====== Recorded data

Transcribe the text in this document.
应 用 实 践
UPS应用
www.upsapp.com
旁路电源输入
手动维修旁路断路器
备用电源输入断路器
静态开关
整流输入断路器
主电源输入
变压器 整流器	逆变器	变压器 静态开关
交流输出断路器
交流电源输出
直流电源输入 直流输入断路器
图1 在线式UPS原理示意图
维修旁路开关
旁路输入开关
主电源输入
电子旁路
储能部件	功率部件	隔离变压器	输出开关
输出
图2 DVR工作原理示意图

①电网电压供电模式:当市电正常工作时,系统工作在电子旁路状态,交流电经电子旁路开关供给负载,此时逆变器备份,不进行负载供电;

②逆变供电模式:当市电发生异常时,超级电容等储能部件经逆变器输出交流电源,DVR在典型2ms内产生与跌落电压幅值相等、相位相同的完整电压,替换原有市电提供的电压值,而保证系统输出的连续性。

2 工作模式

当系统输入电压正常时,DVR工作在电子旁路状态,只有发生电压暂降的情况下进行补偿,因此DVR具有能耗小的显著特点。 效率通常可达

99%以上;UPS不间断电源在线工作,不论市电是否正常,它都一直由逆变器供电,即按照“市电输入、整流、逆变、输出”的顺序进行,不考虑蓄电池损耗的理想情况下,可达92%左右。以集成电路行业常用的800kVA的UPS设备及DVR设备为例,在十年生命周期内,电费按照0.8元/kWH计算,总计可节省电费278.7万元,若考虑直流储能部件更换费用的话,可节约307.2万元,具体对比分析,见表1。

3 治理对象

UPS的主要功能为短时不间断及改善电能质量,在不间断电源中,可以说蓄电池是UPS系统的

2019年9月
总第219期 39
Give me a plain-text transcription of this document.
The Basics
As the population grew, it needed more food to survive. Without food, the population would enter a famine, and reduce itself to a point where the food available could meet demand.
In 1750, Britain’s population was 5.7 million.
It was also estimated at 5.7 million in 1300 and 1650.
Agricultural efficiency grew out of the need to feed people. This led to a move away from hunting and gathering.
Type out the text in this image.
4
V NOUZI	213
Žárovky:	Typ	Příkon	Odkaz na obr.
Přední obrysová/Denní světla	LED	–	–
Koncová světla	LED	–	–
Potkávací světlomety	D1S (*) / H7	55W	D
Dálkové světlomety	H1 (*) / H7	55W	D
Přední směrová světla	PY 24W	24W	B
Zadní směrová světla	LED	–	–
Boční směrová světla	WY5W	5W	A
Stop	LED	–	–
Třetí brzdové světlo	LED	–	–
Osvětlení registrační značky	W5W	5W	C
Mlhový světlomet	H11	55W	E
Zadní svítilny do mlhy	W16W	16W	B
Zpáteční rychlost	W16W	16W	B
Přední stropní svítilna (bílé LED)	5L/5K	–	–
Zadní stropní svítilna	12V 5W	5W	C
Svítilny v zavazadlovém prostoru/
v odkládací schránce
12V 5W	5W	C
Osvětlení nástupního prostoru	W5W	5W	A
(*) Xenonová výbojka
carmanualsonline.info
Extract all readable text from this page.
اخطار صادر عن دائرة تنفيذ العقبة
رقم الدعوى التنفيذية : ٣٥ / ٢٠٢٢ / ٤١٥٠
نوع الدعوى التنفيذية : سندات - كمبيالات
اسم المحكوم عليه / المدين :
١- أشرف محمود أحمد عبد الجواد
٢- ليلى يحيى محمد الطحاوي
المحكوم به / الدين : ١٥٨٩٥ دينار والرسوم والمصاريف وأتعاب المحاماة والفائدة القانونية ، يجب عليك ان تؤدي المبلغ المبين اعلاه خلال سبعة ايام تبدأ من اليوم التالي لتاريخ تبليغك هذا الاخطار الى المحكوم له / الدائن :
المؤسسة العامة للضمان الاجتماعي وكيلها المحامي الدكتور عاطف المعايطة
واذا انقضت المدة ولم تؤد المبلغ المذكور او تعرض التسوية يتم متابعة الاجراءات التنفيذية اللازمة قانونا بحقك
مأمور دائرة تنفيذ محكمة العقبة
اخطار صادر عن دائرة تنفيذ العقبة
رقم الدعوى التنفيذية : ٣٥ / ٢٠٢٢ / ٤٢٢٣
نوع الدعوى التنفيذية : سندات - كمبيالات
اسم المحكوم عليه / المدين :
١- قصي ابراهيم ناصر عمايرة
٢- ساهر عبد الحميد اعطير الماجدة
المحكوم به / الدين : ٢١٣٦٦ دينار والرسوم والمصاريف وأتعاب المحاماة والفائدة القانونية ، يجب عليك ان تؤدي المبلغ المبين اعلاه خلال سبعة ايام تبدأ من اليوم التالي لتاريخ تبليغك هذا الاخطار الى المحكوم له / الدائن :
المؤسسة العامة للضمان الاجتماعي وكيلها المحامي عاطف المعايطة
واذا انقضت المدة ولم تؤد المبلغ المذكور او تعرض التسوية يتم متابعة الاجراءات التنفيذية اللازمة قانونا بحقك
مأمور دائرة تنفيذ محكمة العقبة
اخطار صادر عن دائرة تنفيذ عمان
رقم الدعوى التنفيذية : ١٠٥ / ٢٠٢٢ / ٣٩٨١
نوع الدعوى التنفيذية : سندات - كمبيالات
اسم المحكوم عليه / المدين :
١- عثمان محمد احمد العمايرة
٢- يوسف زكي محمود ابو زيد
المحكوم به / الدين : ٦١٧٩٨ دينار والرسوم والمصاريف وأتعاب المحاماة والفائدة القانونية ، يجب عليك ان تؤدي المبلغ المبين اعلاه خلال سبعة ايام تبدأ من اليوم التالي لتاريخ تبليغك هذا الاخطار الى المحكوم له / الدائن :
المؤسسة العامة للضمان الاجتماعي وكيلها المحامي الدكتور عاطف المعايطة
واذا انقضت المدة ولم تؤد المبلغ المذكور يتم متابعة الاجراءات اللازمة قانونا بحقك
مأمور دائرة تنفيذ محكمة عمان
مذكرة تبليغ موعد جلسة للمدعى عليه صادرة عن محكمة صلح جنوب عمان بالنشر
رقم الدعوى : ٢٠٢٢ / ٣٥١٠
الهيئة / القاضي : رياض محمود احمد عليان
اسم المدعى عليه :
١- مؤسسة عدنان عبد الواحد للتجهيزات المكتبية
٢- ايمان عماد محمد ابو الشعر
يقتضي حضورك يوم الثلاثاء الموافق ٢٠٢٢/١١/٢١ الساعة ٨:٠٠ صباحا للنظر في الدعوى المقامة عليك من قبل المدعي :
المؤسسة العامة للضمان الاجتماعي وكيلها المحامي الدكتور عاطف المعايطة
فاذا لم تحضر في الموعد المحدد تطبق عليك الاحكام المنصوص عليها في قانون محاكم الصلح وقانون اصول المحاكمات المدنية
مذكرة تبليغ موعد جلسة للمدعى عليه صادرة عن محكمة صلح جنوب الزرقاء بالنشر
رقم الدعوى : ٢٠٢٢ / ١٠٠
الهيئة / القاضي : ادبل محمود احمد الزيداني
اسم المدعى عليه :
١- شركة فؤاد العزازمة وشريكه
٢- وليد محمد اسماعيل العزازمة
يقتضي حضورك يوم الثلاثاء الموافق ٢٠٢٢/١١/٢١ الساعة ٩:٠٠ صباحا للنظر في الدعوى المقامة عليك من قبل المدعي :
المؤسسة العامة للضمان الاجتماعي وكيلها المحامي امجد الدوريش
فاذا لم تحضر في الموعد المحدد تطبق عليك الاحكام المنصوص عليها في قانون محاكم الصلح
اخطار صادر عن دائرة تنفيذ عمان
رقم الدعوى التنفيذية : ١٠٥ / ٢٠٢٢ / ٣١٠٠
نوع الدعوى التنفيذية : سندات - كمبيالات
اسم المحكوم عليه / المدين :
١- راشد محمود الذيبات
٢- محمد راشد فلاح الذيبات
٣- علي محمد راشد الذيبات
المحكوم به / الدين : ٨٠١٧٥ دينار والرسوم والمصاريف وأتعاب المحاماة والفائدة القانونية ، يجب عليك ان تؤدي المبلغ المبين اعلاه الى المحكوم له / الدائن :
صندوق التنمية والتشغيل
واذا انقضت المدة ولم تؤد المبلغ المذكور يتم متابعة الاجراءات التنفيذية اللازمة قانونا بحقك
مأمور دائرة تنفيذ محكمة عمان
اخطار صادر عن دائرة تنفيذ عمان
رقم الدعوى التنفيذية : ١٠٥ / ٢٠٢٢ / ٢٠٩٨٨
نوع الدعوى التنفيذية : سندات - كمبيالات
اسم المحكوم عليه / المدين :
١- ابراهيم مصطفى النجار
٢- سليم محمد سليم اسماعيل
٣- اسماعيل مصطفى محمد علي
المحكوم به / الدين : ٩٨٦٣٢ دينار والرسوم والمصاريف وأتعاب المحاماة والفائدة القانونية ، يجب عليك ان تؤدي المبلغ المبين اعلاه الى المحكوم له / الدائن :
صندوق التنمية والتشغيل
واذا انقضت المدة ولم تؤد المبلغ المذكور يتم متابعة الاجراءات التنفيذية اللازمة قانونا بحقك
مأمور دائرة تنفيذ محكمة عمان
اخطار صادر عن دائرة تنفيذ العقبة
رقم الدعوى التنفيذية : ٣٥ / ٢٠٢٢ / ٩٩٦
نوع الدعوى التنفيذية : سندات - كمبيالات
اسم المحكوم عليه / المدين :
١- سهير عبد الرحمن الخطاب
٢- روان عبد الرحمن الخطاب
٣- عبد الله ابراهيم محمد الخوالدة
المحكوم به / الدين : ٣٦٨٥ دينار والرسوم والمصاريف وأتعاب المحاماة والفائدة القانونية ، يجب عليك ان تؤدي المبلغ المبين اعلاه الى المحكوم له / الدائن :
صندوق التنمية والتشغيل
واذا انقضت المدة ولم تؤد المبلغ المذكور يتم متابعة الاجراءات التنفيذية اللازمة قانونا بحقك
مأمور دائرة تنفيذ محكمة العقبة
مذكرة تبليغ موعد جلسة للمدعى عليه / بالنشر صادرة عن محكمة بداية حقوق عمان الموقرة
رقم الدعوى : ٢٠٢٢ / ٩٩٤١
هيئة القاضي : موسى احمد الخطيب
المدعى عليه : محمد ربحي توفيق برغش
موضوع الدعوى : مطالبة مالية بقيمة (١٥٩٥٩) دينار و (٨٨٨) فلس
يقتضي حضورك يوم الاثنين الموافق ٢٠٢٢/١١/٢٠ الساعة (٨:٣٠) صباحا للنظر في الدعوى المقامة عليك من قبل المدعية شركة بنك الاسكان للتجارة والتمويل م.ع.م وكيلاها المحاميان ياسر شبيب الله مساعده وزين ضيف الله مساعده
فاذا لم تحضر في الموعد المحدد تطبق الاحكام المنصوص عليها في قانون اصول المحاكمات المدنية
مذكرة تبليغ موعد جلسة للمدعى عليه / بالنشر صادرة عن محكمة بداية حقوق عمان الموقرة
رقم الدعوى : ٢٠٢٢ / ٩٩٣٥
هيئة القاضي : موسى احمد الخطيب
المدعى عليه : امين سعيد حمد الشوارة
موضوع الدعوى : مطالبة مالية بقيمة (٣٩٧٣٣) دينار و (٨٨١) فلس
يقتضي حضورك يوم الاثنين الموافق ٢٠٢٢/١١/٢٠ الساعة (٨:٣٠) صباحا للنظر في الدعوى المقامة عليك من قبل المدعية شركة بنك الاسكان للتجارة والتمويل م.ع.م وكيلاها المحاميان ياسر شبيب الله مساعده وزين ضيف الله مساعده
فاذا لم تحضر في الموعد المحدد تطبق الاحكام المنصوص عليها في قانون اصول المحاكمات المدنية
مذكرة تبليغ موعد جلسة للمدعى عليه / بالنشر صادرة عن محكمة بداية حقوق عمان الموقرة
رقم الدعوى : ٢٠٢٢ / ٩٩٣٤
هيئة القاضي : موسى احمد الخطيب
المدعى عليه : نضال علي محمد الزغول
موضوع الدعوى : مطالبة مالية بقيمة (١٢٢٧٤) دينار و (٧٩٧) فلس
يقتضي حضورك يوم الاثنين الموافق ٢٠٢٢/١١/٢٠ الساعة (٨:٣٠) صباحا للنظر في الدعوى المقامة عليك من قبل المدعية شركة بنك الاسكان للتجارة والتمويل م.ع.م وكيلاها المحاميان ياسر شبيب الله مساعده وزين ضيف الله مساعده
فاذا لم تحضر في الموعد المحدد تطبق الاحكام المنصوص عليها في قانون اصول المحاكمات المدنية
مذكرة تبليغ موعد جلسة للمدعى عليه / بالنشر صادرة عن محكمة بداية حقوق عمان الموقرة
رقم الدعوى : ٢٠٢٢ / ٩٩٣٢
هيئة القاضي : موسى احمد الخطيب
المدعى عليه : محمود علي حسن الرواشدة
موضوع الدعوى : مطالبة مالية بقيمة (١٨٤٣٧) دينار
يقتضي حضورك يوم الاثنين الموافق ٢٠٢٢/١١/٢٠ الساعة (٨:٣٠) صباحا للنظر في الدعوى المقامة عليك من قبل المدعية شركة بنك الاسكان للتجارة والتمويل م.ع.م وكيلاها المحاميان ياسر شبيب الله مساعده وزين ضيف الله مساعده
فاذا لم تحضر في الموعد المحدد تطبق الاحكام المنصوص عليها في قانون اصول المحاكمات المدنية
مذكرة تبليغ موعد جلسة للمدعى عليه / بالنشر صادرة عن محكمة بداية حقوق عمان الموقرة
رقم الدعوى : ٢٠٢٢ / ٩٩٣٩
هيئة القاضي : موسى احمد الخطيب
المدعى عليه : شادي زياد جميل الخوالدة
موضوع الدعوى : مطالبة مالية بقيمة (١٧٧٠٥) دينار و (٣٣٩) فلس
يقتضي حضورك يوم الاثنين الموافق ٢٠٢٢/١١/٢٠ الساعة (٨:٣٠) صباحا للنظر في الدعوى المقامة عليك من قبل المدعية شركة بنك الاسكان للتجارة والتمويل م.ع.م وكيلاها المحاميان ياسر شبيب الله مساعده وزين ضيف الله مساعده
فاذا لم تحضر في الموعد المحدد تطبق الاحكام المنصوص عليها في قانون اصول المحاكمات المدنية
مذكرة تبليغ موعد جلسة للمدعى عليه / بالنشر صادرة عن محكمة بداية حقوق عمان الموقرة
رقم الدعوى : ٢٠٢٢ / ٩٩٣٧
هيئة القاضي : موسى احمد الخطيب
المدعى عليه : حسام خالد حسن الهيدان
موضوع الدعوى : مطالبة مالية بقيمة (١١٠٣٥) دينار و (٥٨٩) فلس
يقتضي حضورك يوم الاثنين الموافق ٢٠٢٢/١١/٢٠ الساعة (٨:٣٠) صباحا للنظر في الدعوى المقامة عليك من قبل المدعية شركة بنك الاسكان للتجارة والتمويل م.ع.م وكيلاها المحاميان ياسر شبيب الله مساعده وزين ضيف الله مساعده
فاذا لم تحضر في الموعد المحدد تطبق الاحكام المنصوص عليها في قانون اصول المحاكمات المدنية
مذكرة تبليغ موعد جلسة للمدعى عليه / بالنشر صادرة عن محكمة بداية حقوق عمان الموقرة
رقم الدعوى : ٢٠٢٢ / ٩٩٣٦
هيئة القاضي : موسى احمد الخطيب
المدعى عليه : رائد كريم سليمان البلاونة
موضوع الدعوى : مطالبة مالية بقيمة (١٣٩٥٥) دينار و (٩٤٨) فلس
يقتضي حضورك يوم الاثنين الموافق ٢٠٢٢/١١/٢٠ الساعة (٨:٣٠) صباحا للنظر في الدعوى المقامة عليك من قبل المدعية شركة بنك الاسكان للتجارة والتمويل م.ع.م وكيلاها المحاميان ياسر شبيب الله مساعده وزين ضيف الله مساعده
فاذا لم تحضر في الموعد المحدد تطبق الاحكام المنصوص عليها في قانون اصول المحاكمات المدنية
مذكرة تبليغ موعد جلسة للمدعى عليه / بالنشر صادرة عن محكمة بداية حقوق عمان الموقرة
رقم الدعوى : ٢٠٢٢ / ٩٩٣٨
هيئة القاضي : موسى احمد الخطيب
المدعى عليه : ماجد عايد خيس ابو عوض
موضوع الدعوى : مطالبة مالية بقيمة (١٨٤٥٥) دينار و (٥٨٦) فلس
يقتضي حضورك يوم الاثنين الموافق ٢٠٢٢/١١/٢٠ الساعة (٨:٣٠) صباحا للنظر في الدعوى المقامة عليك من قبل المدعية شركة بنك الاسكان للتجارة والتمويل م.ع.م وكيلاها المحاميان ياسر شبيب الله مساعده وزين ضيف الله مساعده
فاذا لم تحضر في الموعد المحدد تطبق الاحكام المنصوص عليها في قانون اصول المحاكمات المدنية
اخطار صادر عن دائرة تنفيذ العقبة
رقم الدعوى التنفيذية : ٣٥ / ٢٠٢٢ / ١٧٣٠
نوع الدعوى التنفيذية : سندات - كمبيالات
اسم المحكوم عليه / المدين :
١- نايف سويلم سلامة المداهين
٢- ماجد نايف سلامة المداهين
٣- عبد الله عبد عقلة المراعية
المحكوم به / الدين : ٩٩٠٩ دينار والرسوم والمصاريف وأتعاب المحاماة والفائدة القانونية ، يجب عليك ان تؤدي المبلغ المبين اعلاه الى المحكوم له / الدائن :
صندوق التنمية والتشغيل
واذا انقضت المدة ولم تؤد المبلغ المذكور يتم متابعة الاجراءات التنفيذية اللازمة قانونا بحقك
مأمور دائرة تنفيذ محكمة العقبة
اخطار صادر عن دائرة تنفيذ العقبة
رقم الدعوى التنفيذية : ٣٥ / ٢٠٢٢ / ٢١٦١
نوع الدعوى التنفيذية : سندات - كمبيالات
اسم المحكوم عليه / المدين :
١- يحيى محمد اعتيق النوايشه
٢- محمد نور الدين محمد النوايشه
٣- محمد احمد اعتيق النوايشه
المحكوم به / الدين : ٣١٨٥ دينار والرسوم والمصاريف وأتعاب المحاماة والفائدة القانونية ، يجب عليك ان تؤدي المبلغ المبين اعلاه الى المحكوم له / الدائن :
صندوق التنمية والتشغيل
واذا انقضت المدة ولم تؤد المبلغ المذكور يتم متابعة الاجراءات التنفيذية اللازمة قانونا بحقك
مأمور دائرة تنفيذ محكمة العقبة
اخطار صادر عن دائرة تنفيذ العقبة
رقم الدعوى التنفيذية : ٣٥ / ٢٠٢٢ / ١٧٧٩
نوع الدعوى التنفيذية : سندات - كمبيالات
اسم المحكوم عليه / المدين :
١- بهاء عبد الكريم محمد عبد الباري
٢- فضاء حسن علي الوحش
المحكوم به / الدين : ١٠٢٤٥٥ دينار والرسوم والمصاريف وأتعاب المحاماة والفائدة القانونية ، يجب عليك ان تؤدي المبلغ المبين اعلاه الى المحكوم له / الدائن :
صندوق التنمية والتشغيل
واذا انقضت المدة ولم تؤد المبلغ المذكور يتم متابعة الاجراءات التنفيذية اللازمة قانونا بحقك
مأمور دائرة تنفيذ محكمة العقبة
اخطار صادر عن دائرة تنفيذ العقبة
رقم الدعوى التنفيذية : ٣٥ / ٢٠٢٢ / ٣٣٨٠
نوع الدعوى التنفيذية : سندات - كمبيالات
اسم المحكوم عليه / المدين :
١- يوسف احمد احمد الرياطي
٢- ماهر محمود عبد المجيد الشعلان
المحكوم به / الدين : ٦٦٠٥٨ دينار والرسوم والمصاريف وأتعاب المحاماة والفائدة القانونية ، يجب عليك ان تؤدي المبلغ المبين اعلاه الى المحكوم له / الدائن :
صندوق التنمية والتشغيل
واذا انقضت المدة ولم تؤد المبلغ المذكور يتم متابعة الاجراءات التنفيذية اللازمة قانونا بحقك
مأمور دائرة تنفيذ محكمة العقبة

============

▶ _Exercise aim_
Scan the listing above and identify each line holding the string "الرحمن"; copy every such line.

▶ _Task response_
١- سهير عبد الرحمن الخطاب
٢- روان عبد الرحمن الخطاب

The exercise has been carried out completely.